Given request = Every line of the data that contains the string "standard" must be copied.

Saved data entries
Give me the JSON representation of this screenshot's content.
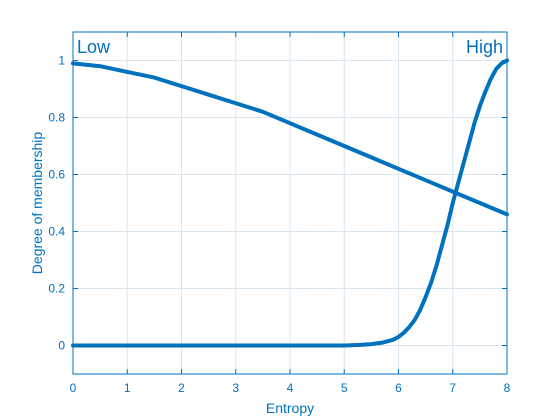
{
  "colors": {
    "series": "#0072BD",
    "axis": "#0072BD",
    "grid": "#d8e4ee"
  },
  "chart_data": {
    "type": "line",
    "xlabel": "Entropy",
    "ylabel": "Degree of membership",
    "xlim": [
      0,
      8
    ],
    "ylim": [
      -0.1,
      1.1
    ],
    "xticks": [
      0,
      1,
      2,
      3,
      4,
      5,
      6,
      7,
      8
    ],
    "yticks": [
      0,
      0.2,
      0.4,
      0.6,
      0.8,
      1
    ],
    "xtick_labels": [
      "0",
      "1",
      "2",
      "3",
      "4",
      "5",
      "6",
      "7",
      "8"
    ],
    "ytick_labels": [
      "0",
      "0.2",
      "0.4",
      "0.6",
      "0.8",
      "1"
    ],
    "grid": true,
    "series": [
      {
        "name": "Low",
        "label_position": "top-left",
        "x": [
          0,
          0.5,
          1,
          1.5,
          2,
          2.5,
          3,
          3.5,
          4,
          4.5,
          5,
          5.5,
          6,
          6.5,
          7,
          7.5,
          8
        ],
        "values": [
          0.99,
          0.98,
          0.96,
          0.94,
          0.91,
          0.88,
          0.85,
          0.82,
          0.78,
          0.74,
          0.7,
          0.66,
          0.62,
          0.58,
          0.54,
          0.5,
          0.46
        ]
      },
      {
        "name": "High",
        "label_position": "top-right",
        "x": [
          0,
          1,
          2,
          3,
          4,
          5,
          5.3,
          5.5,
          5.7,
          5.9,
          6.0,
          6.1,
          6.2,
          6.3,
          6.4,
          6.5,
          6.6,
          6.7,
          6.8,
          6.9,
          7.0,
          7.1,
          7.2,
          7.3,
          7.4,
          7.5,
          7.6,
          7.7,
          7.8,
          7.9,
          8.0
        ],
        "values": [
          0,
          0,
          0,
          0,
          0,
          0,
          0.002,
          0.005,
          0.01,
          0.02,
          0.03,
          0.045,
          0.065,
          0.09,
          0.125,
          0.17,
          0.22,
          0.28,
          0.35,
          0.42,
          0.5,
          0.57,
          0.64,
          0.71,
          0.78,
          0.84,
          0.89,
          0.935,
          0.97,
          0.99,
          1.0
        ]
      }
    ]
  }
}
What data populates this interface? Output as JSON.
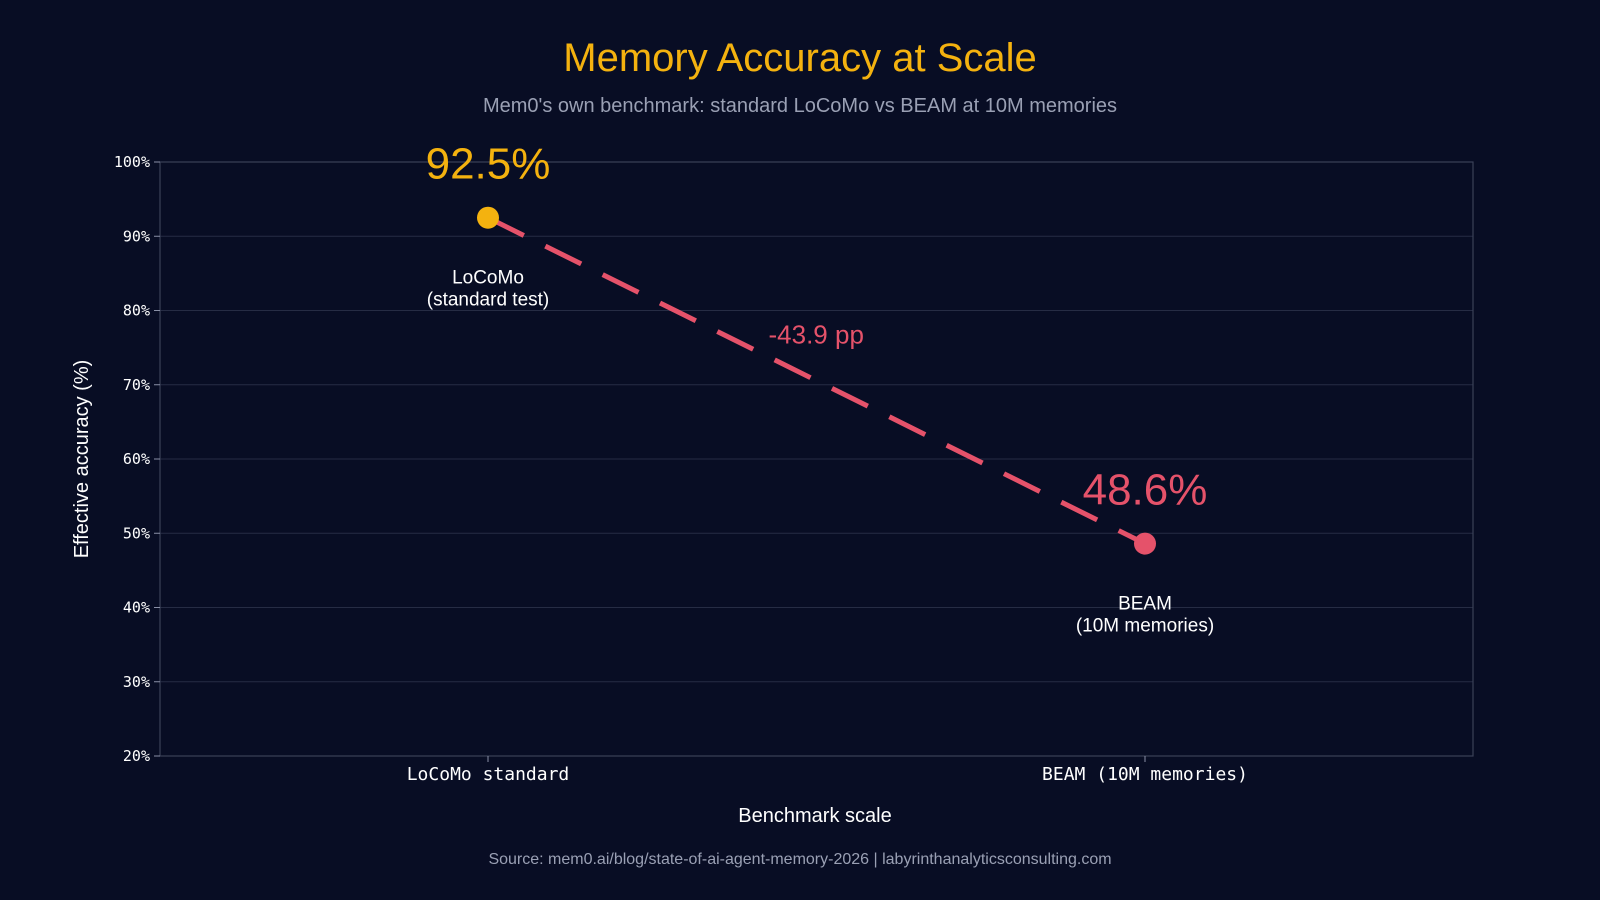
{
  "title": "Memory Accuracy at Scale",
  "subtitle": "Mem0's own benchmark: standard LoCoMo vs BEAM at 10M memories",
  "source": "Source: mem0.ai/blog/state-of-ai-agent-memory-2026  |  labyrinthanalyticsconsulting.com",
  "colors": {
    "background": "#080d24",
    "title": "#f4b20f",
    "accent_start": "#f4b20f",
    "accent_end": "#e5526a",
    "text": "#ffffff",
    "muted": "#9aa0b4"
  },
  "chart_data": {
    "type": "line",
    "xlabel": "Benchmark scale",
    "ylabel": "Effective accuracy (%)",
    "ylim": [
      20,
      100
    ],
    "yticks": [
      "20%",
      "30%",
      "40%",
      "50%",
      "60%",
      "70%",
      "80%",
      "90%",
      "100%"
    ],
    "categories": [
      "LoCoMo standard",
      "BEAM (10M memories)"
    ],
    "grid": true,
    "points": [
      {
        "category": "LoCoMo standard",
        "value": 92.5,
        "value_label": "92.5%",
        "label_line1": "LoCoMo",
        "label_line2": "(standard test)",
        "color": "#f4b20f"
      },
      {
        "category": "BEAM (10M memories)",
        "value": 48.6,
        "value_label": "48.6%",
        "label_line1": "BEAM",
        "label_line2": "(10M memories)",
        "color": "#e5526a"
      }
    ],
    "annotation": "-43.9 pp",
    "line_style": "dashed"
  }
}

Task output =
  "subtitle": "Mem0's own benchmark: standard LoCoMo vs BEAM at 10M memories",
      "LoCoMo standard",
        "category": "LoCoMo standard",
        "label_line2": "(standard test)",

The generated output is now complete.